**Dataset items**

_ _ _

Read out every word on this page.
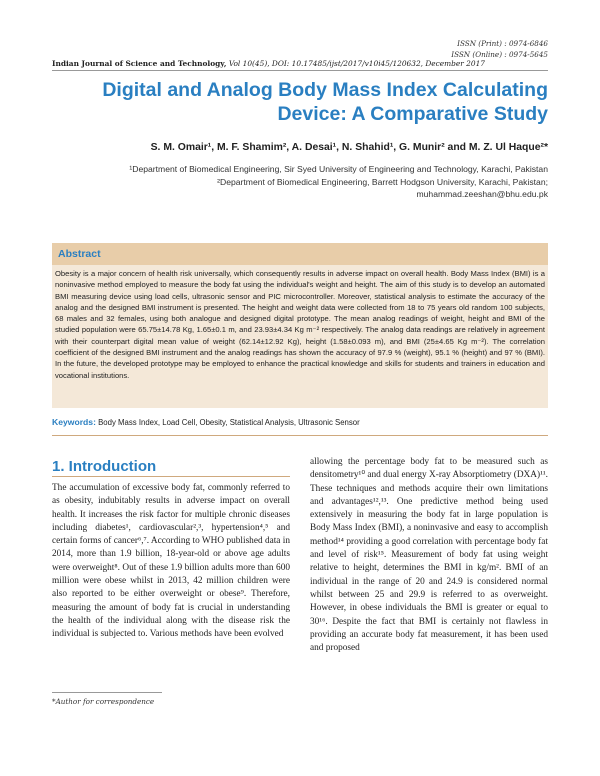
ISSN (Print) : 0974-6846
ISSN (Online) : 0974-5645
Indian Journal of Science and Technology, Vol 10(45), DOI: 10.17485/ijst/2017/v10i45/120632, December 2017
Digital and Analog Body Mass Index Calculating Device: A Comparative Study
S. M. Omair¹, M. F. Shamim², A. Desai¹, N. Shahid¹, G. Munir² and M. Z. Ul Haque²*
¹Department of Biomedical Engineering, Sir Syed University of Engineering and Technology, Karachi, Pakistan
²Department of Biomedical Engineering, Barrett Hodgson University, Karachi, Pakistan;
muhammad.zeeshan@bhu.edu.pk
Abstract

Obesity is a major concern of health risk universally, which consequently results in adverse impact on overall health. Body Mass Index (BMI) is a noninvasive method employed to measure the body fat using the individual's weight and height. The aim of this study is to develop an automated BMI measuring device using load cells, ultrasonic sensor and PIC microcontroller. Moreover, statistical analysis to estimate the accuracy of the analog and the designed BMI instrument is presented. The height and weight data were collected from 18 to 75 years old random 100 subjects, 68 males and 32 females, using both analogue and designed digital prototype. The mean analog readings of weight, height and BMI of the studied population were 65.75±14.78 Kg, 1.65±0.1 m, and 23.93±4.34 Kg m⁻² respectively. The analog data readings are relatively in agreement with their counterpart digital mean value of weight (62.14±12.92 Kg), height (1.58±0.093 m), and BMI (25±4.65 Kg m⁻²). The correlation coefficient of the designed BMI instrument and the analog readings has shown the accuracy of 97.9 % (weight), 95.1 % (height) and 97 % (BMI). In the future, the developed prototype may be employed to enhance the practical knowledge and skills for students and trainers in education and vocational institutions.

Keywords: Body Mass Index, Load Cell, Obesity, Statistical Analysis, Ultrasonic Sensor
1. Introduction

The accumulation of excessive body fat, commonly referred to as obesity, indubitably results in adverse impact on overall health. It increases the risk factor for multiple chronic diseases including diabetes¹, cardiovascular²,³, hypertension⁴,⁵ and certain forms of cancer⁶,⁷. According to WHO published data in 2014, more than 1.9 billion, 18-year-old or above age adults were overweight⁸. Out of these 1.9 billion adults more than 600 million were obese whilst in 2013, 42 million children were also reported to be either overweight or obese⁹. Therefore, measuring the amount of body fat is crucial in understanding the health of the individual along with the disease risk the individual is subjected to. Various methods have been evolved

allowing the percentage body fat to be measured such as densitometry¹⁰ and dual energy X-ray Absorptiometry (DXA)¹¹. These techniques and methods acquire their own limitations and advantages¹²,¹³. One predictive method being used extensively in measuring the body fat in large population is Body Mass Index (BMI), a noninvasive and easy to accomplish method¹⁴ providing a good correlation with percentage body fat and level of risk¹⁵. Measurement of body fat using weight relative to height, determines the BMI in kg/m². BMI of an individual in the range of 20 and 24.9 is considered normal whilst between 25 and 29.9 is referred to as overweight. However, in obese individuals the BMI is greater or equal to 30¹⁶. Despite the fact that BMI is certainly not flawless in providing an accurate body fat measurement, it has been used and proposed

*Author for correspondence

_ _ _

**Required action**
Every line above with the word "Engineering" is to be copied out.

**Answer section**
¹Department of Biomedical Engineering, Sir Syed University of Engineering and Technology, Karachi, Pakistan
²Department of Biomedical Engineering, Barrett Hodgson University, Karachi, Pakistan;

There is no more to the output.